*DESCRIPTION OF THE TASK*
Rewrite the records below, changing "Generated Result" to "Final Result" and leaving everything else as it is.

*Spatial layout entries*
^^^^^^^^

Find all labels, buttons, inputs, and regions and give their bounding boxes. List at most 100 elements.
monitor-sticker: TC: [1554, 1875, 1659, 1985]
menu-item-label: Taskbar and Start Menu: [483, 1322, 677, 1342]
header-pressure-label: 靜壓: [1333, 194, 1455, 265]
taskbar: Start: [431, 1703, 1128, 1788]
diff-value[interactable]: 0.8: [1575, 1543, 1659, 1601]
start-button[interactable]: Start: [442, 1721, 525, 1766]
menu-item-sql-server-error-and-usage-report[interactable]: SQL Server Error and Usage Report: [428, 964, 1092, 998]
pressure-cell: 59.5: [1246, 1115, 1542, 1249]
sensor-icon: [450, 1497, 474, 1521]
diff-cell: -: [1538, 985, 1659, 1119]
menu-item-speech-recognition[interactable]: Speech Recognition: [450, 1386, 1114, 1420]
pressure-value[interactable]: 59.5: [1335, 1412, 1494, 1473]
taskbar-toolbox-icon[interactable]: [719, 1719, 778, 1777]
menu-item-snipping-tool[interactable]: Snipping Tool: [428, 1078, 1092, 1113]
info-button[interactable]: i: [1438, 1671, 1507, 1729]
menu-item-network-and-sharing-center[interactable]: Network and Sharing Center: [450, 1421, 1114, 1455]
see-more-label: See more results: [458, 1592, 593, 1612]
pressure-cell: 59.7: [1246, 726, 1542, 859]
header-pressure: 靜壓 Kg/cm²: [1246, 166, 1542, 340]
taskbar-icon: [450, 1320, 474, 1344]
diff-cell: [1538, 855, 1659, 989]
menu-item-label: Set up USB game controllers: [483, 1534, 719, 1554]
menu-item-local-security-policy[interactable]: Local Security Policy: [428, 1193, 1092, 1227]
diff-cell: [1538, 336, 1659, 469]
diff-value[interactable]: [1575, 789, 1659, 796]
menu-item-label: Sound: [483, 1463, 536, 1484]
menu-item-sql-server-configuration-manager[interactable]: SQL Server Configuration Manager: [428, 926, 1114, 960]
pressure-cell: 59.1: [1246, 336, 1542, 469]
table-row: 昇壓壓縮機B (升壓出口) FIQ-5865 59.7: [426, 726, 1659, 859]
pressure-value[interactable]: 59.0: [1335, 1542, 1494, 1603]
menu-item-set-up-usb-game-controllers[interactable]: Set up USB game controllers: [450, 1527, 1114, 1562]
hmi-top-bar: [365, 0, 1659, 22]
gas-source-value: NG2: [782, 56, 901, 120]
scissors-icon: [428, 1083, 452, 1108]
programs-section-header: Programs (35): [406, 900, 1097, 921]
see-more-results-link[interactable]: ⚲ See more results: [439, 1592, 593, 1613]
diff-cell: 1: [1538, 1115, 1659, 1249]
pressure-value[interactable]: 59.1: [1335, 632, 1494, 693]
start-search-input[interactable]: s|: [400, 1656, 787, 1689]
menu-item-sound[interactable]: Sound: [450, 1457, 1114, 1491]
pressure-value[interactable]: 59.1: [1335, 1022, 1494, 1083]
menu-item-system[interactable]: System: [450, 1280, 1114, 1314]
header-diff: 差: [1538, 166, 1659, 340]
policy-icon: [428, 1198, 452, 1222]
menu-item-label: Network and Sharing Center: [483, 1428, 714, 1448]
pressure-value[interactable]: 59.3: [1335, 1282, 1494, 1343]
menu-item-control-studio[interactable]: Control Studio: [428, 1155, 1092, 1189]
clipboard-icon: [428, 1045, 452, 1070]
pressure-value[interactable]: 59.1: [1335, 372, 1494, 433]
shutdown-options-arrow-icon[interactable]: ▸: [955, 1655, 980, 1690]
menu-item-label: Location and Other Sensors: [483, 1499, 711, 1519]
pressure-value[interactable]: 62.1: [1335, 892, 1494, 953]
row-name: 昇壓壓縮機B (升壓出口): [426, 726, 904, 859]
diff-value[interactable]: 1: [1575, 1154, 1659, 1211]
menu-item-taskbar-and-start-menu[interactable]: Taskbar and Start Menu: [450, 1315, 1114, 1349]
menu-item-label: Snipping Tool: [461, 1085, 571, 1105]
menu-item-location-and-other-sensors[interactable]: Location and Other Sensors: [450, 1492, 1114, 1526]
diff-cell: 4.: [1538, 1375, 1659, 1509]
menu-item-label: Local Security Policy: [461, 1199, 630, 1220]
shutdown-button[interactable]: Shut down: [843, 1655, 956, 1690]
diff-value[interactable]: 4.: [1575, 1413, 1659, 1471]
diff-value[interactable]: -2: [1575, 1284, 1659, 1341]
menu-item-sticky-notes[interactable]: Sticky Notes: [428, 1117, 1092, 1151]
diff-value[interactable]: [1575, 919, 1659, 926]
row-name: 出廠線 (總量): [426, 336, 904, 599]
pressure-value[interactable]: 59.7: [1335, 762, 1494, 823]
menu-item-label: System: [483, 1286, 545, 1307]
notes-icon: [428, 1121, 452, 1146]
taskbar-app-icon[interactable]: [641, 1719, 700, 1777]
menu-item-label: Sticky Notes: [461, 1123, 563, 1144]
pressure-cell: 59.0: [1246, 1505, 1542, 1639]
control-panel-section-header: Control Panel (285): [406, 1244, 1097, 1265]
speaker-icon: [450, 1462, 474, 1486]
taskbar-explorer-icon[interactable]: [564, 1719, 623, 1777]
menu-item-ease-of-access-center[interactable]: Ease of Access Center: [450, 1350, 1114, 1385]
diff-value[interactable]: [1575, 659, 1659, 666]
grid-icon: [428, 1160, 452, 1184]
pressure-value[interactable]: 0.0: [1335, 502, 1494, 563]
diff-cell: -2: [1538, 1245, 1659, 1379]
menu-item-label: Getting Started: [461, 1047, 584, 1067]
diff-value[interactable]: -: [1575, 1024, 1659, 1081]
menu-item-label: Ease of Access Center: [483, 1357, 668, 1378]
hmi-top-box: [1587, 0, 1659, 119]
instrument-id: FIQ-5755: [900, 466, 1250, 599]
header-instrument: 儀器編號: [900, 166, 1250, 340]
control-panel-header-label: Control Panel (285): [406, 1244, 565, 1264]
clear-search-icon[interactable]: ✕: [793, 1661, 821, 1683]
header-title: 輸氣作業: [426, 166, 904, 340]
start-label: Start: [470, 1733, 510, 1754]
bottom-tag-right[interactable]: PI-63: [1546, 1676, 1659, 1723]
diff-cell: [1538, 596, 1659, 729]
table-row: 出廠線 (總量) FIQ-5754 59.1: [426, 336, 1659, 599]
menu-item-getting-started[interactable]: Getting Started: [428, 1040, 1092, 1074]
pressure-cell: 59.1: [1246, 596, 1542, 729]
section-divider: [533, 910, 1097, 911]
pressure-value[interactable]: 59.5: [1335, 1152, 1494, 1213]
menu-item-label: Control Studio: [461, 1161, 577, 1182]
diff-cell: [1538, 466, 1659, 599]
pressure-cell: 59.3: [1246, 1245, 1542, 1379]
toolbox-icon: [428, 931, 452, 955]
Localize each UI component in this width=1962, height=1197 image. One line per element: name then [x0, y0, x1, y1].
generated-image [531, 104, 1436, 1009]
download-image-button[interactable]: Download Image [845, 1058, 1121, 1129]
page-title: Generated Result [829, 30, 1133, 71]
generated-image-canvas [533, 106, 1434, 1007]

^^^^^^^^

*REPLY*
Find all labels, buttons, inputs, and regions and give their bounding boxes. List at most 100 elements.
monitor-sticker: TC: [1554, 1875, 1659, 1985]
menu-item-label: Taskbar and Start Menu: [483, 1322, 677, 1342]
header-pressure-label: 靜壓: [1333, 194, 1455, 265]
taskbar: Start: [431, 1703, 1128, 1788]
diff-value[interactable]: 0.8: [1575, 1543, 1659, 1601]
start-button[interactable]: Start: [442, 1721, 525, 1766]
menu-item-sql-server-error-and-usage-report[interactable]: SQL Server Error and Usage Report: [428, 964, 1092, 998]
pressure-cell: 59.5: [1246, 1115, 1542, 1249]
sensor-icon: [450, 1497, 474, 1521]
diff-cell: -: [1538, 985, 1659, 1119]
menu-item-speech-recognition[interactable]: Speech Recognition: [450, 1386, 1114, 1420]
pressure-value[interactable]: 59.5: [1335, 1412, 1494, 1473]
taskbar-toolbox-icon[interactable]: [719, 1719, 778, 1777]
menu-item-snipping-tool[interactable]: Snipping Tool: [428, 1078, 1092, 1113]
info-button[interactable]: i: [1438, 1671, 1507, 1729]
menu-item-network-and-sharing-center[interactable]: Network and Sharing Center: [450, 1421, 1114, 1455]
see-more-label: See more results: [458, 1592, 593, 1612]
pressure-cell: 59.7: [1246, 726, 1542, 859]
header-pressure: 靜壓 Kg/cm²: [1246, 166, 1542, 340]
taskbar-icon: [450, 1320, 474, 1344]
diff-cell: [1538, 855, 1659, 989]
menu-item-label: Set up USB game controllers: [483, 1534, 719, 1554]
menu-item-local-security-policy[interactable]: Local Security Policy: [428, 1193, 1092, 1227]
diff-cell: [1538, 336, 1659, 469]
diff-value[interactable]: [1575, 789, 1659, 796]
menu-item-label: Sound: [483, 1463, 536, 1484]
menu-item-sql-server-configuration-manager[interactable]: SQL Server Configuration Manager: [428, 926, 1114, 960]
pressure-cell: 59.1: [1246, 336, 1542, 469]
table-row: 昇壓壓縮機B (升壓出口) FIQ-5865 59.7: [426, 726, 1659, 859]
pressure-value[interactable]: 59.0: [1335, 1542, 1494, 1603]
menu-item-set-up-usb-game-controllers[interactable]: Set up USB game controllers: [450, 1527, 1114, 1562]
hmi-top-bar: [365, 0, 1659, 22]
gas-source-value: NG2: [782, 56, 901, 120]
scissors-icon: [428, 1083, 452, 1108]
programs-section-header: Programs (35): [406, 900, 1097, 921]
see-more-results-link[interactable]: ⚲ See more results: [439, 1592, 593, 1613]
diff-cell: 1: [1538, 1115, 1659, 1249]
pressure-value[interactable]: 59.1: [1335, 632, 1494, 693]
start-search-input[interactable]: s|: [400, 1656, 787, 1689]
menu-item-sound[interactable]: Sound: [450, 1457, 1114, 1491]
pressure-value[interactable]: 59.1: [1335, 1022, 1494, 1083]
menu-item-system[interactable]: System: [450, 1280, 1114, 1314]
header-diff: 差: [1538, 166, 1659, 340]
policy-icon: [428, 1198, 452, 1222]
menu-item-label: Network and Sharing Center: [483, 1428, 714, 1448]
pressure-value[interactable]: 59.3: [1335, 1282, 1494, 1343]
menu-item-control-studio[interactable]: Control Studio: [428, 1155, 1092, 1189]
clipboard-icon: [428, 1045, 452, 1070]
pressure-value[interactable]: 59.1: [1335, 372, 1494, 433]
shutdown-options-arrow-icon[interactable]: ▸: [955, 1655, 980, 1690]
menu-item-label: Location and Other Sensors: [483, 1499, 711, 1519]
pressure-value[interactable]: 62.1: [1335, 892, 1494, 953]
row-name: 昇壓壓縮機B (升壓出口): [426, 726, 904, 859]
diff-value[interactable]: 1: [1575, 1154, 1659, 1211]
menu-item-taskbar-and-start-menu[interactable]: Taskbar and Start Menu: [450, 1315, 1114, 1349]
menu-item-label: Snipping Tool: [461, 1085, 571, 1105]
menu-item-location-and-other-sensors[interactable]: Location and Other Sensors: [450, 1492, 1114, 1526]
diff-cell: 4.: [1538, 1375, 1659, 1509]
menu-item-label: Local Security Policy: [461, 1199, 630, 1220]
shutdown-button[interactable]: Shut down: [843, 1655, 956, 1690]
diff-value[interactable]: 4.: [1575, 1413, 1659, 1471]
diff-value[interactable]: -2: [1575, 1284, 1659, 1341]
menu-item-sticky-notes[interactable]: Sticky Notes: [428, 1117, 1092, 1151]
diff-value[interactable]: [1575, 919, 1659, 926]
row-name: 出廠線 (總量): [426, 336, 904, 599]
pressure-value[interactable]: 59.7: [1335, 762, 1494, 823]
menu-item-label: System: [483, 1286, 545, 1307]
notes-icon: [428, 1121, 452, 1146]
taskbar-app-icon[interactable]: [641, 1719, 700, 1777]
menu-item-label: Sticky Notes: [461, 1123, 563, 1144]
pressure-cell: 59.0: [1246, 1505, 1542, 1639]
control-panel-section-header: Control Panel (285): [406, 1244, 1097, 1265]
speaker-icon: [450, 1462, 474, 1486]
taskbar-explorer-icon[interactable]: [564, 1719, 623, 1777]
menu-item-ease-of-access-center[interactable]: Ease of Access Center: [450, 1350, 1114, 1385]
diff-value[interactable]: [1575, 659, 1659, 666]
grid-icon: [428, 1160, 452, 1184]
pressure-value[interactable]: 0.0: [1335, 502, 1494, 563]
diff-cell: -2: [1538, 1245, 1659, 1379]
menu-item-label: Getting Started: [461, 1047, 584, 1067]
diff-value[interactable]: -: [1575, 1024, 1659, 1081]
menu-item-label: Ease of Access Center: [483, 1357, 668, 1378]
hmi-top-box: [1587, 0, 1659, 119]
instrument-id: FIQ-5755: [900, 466, 1250, 599]
header-instrument: 儀器編號: [900, 166, 1250, 340]
control-panel-header-label: Control Panel (285): [406, 1244, 565, 1264]
clear-search-icon[interactable]: ✕: [793, 1661, 821, 1683]
header-title: 輸氣作業: [426, 166, 904, 340]
start-label: Start: [470, 1733, 510, 1754]
bottom-tag-right[interactable]: PI-63: [1546, 1676, 1659, 1723]
diff-cell: [1538, 596, 1659, 729]
table-row: 出廠線 (總量) FIQ-5754 59.1: [426, 336, 1659, 599]
menu-item-getting-started[interactable]: Getting Started: [428, 1040, 1092, 1074]
pressure-cell: 59.1: [1246, 596, 1542, 729]
section-divider: [533, 910, 1097, 911]
pressure-value[interactable]: 59.5: [1335, 1152, 1494, 1213]
menu-item-label: Control Studio: [461, 1161, 577, 1182]
diff-cell: [1538, 466, 1659, 599]
pressure-cell: 59.3: [1246, 1245, 1542, 1379]
toolbox-icon: [428, 931, 452, 955]
Localize each UI component in this width=1962, height=1197 image. One line per element: name then [x0, y0, x1, y1].
generated-image [531, 104, 1436, 1009]
download-image-button[interactable]: Download Image [845, 1058, 1121, 1129]
page-title: Final Result [829, 30, 1133, 71]
generated-image-canvas [533, 106, 1434, 1007]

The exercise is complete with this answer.